:: SELECTED PASSAGE ::
-*-*-

It’s this iframe that loads in your site that your customers can build queries in. But I know the first thing people are going to say is, this is customer facing. I don’t like the way it looks. What? It loads an iframe. So now, I mean, it’s not actually that easy. There’s technical problems that I think, I mean, I’m sure I can solve them, right? All technical problems are solvable. I just think the layers of this problem and our solution do not match. And so unless you really, really care about it, I think it’s a hard sell to figure out what the right product is in this space. I don’t think we have it.
Rob Walling:
That’s interesting. So not only have you lost your co-founder, but what you’ve built to date you don’t have confidence in and you feel like you need to start over without a
Colleen Schnettler:
Co-founder. That’s why.

-*-*-

:: DATA ::
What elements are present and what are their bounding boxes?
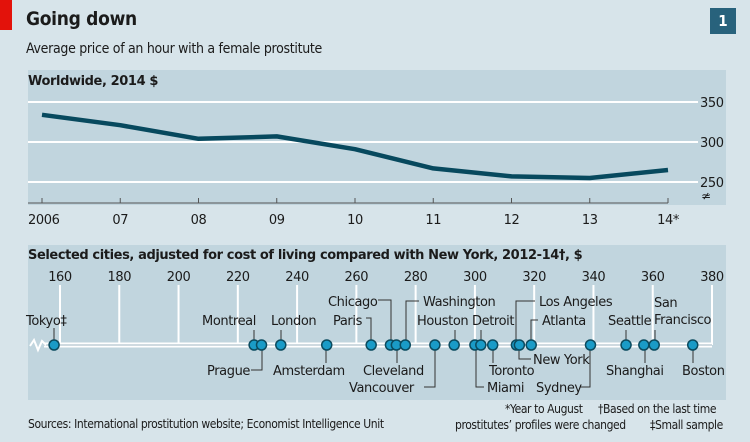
city-label: Shanghai bbox=[606, 364, 664, 379]
x-tick-label: 13 bbox=[582, 213, 598, 228]
brand-red-bar bbox=[0, 0, 12, 30]
city-dot bbox=[275, 339, 287, 351]
city-label: Miami bbox=[487, 381, 524, 396]
leader-line bbox=[424, 345, 436, 388]
city-dot bbox=[255, 339, 268, 351]
x-tick-label: 380 bbox=[700, 270, 724, 285]
x-tick-label: 2006 bbox=[28, 213, 60, 228]
city-label: Seattle bbox=[608, 314, 652, 329]
city-dot bbox=[48, 339, 60, 351]
y-tick-label: 250 bbox=[700, 176, 724, 191]
top-panel bbox=[28, 70, 726, 205]
city-label: Vancouver bbox=[349, 381, 415, 396]
footnote-dagger-cont: prostitutes’ profiles were changed bbox=[455, 418, 626, 432]
top-chart-title: Worldwide, 2014 $ bbox=[28, 74, 158, 89]
x-tick-label: 180 bbox=[107, 270, 131, 285]
x-tick-label: 340 bbox=[582, 270, 606, 285]
x-tick-label: 260 bbox=[345, 270, 369, 285]
leader-line bbox=[530, 319, 538, 345]
city-label: Houston bbox=[417, 314, 468, 329]
city-label: Atlanta bbox=[542, 314, 586, 329]
city-label: Sydney bbox=[536, 381, 582, 396]
leader-line bbox=[405, 300, 419, 345]
x-tick-label: 08 bbox=[191, 213, 207, 228]
city-dot bbox=[320, 339, 333, 351]
city-label: Francisco bbox=[654, 313, 712, 328]
x-tick-label: 200 bbox=[167, 270, 191, 285]
city-label: San bbox=[654, 296, 677, 311]
x-tick-label: 14* bbox=[657, 213, 680, 228]
chart-subtitle: Average price of an hour with a female p… bbox=[26, 41, 323, 57]
chart-title: Going down bbox=[26, 8, 137, 30]
bottom-panel bbox=[28, 245, 726, 400]
footnote-year: *Year to August bbox=[505, 402, 583, 416]
city-dot bbox=[429, 339, 441, 351]
city-dot bbox=[486, 339, 499, 351]
city-dot bbox=[399, 339, 412, 351]
city-dot bbox=[584, 339, 597, 351]
city-label: Cleveland bbox=[363, 364, 424, 379]
city-label: London bbox=[271, 314, 316, 329]
x-tick-label: 240 bbox=[285, 270, 309, 285]
x-tick-label: 09 bbox=[269, 213, 285, 228]
x-tick-label: 300 bbox=[463, 270, 487, 285]
city-label: Detroit bbox=[472, 314, 514, 329]
footnote-double-dagger: ‡Small sample bbox=[650, 418, 723, 432]
city-label: Chicago bbox=[328, 295, 378, 310]
city-label: Amsterdam bbox=[273, 364, 345, 379]
bottom-chart-title: Selected cities, adjusted for cost of li… bbox=[28, 248, 583, 263]
city-label: Paris bbox=[333, 314, 363, 329]
city-label: Toronto bbox=[488, 364, 535, 379]
city-label: Washington bbox=[423, 295, 496, 310]
axis-break-icon bbox=[29, 337, 47, 353]
x-tick-label: 220 bbox=[226, 270, 250, 285]
x-tick-label: 11 bbox=[425, 213, 441, 228]
x-tick-label: 12 bbox=[504, 213, 520, 228]
footnote-dagger: †Based on the last time bbox=[598, 402, 717, 416]
city-dot bbox=[648, 339, 660, 351]
city-dot bbox=[475, 339, 487, 351]
axis-break-icon: ≄ bbox=[701, 189, 711, 203]
x-tick-label: 10 bbox=[347, 213, 363, 228]
x-tick-label: 360 bbox=[641, 270, 665, 285]
chart-number-badge: 1 bbox=[710, 8, 736, 34]
y-tick-label: 300 bbox=[700, 136, 724, 151]
city-label: Boston bbox=[682, 364, 725, 379]
city-dot bbox=[620, 339, 632, 351]
city-dot bbox=[638, 339, 650, 351]
leader-line bbox=[475, 345, 484, 388]
y-tick-label: 350 bbox=[700, 96, 724, 111]
x-tick-label: 320 bbox=[522, 270, 546, 285]
leader-line bbox=[251, 345, 263, 371]
leader-line bbox=[366, 317, 372, 345]
city-dot bbox=[686, 339, 699, 351]
city-dot bbox=[448, 339, 460, 351]
x-tick-label: 280 bbox=[404, 270, 428, 285]
x-tick-label: 160 bbox=[48, 270, 72, 285]
city-label: New York bbox=[533, 353, 590, 368]
leader-line bbox=[515, 300, 535, 345]
leader-line bbox=[580, 345, 591, 388]
city-dot bbox=[513, 339, 526, 351]
city-label: Montreal bbox=[202, 314, 256, 329]
sources-note: Sources: International prostitution webs… bbox=[28, 417, 384, 431]
city-dot bbox=[365, 339, 377, 351]
leader-line bbox=[378, 299, 392, 345]
city-label: Prague bbox=[207, 364, 250, 379]
city-dot bbox=[525, 339, 537, 351]
city-label: Tokyo‡ bbox=[25, 314, 67, 329]
x-tick-label: 07 bbox=[112, 213, 128, 228]
city-label: Los Angeles bbox=[539, 295, 613, 310]
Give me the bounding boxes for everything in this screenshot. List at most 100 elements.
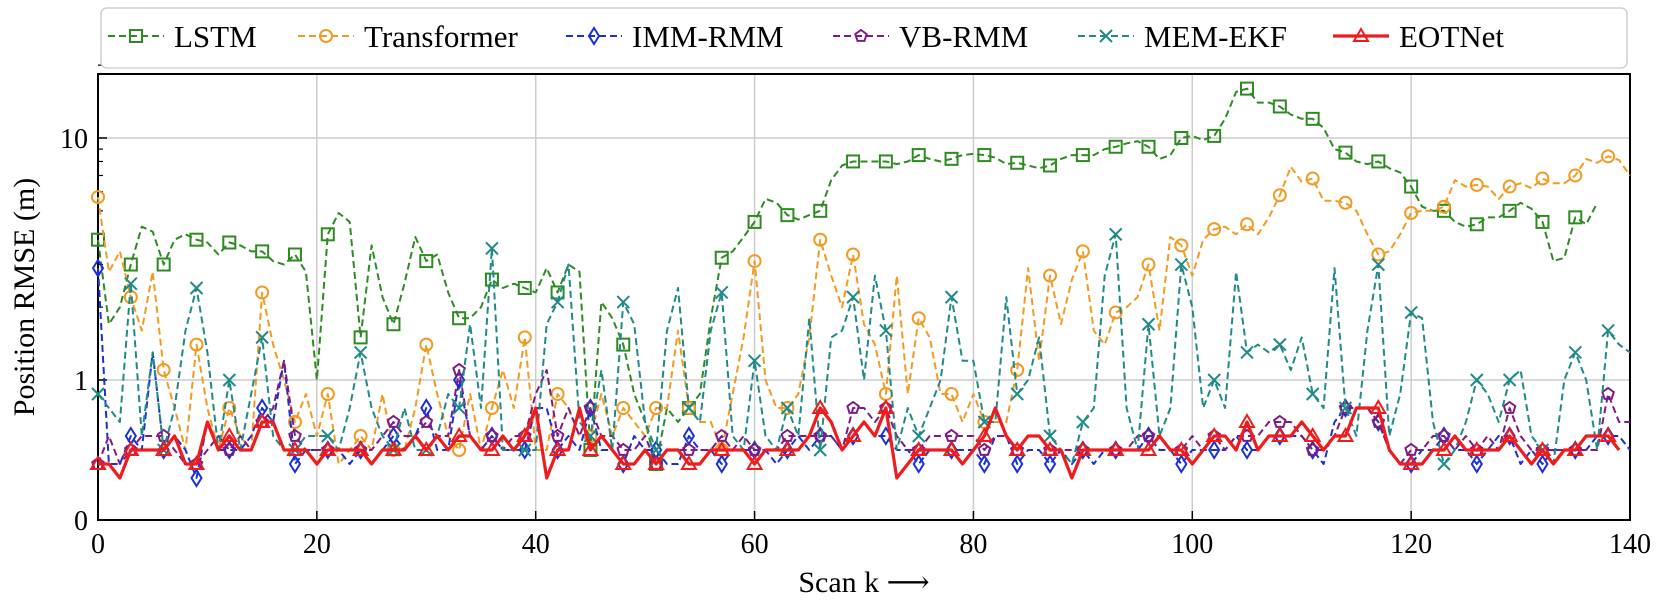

-*-*-

:: WHAT TO WORK ON ::
- A) Answer these questions from the transcript, each answer on its own line marked the same way:
(i) What loads in a site so that customers can build queries in it?
(ii) What does the first speaker say about all technical problems?
(iii) According to Rob Walling, whom has the other speaker lost?
- B) Rewrite the transcript from "It’s this iframe" to "Co-founder. That’s why.", swapping "iframe" for "widget".

:: EXPECTED RESPONSES ::
- A)
(i) An iframe.
(ii) They are all solvable.
(iii) The co-founder.

- B)
It’s this widget that loads in your site that your customers can build queries in. But I know the first thing people are going to say is, this is customer facing. I don’t like the way it looks. What? It loads an widget. So now, I mean, it’s not actually that easy. There’s technical problems that I think, I mean, I’m sure I can solve them, right? All technical problems are solvable. I just think the layers of this problem and our solution do not match. And so unless you really, really care about it, I think it’s a hard sell to figure out what the right product is in this space. I don’t think we have it.
Rob Walling:
That’s interesting. So not only have you lost your co-founder, but what you’ve built to date you don’t have confidence in and you feel like you need to start over without a
Colleen Schnettler:
Co-founder. That’s why.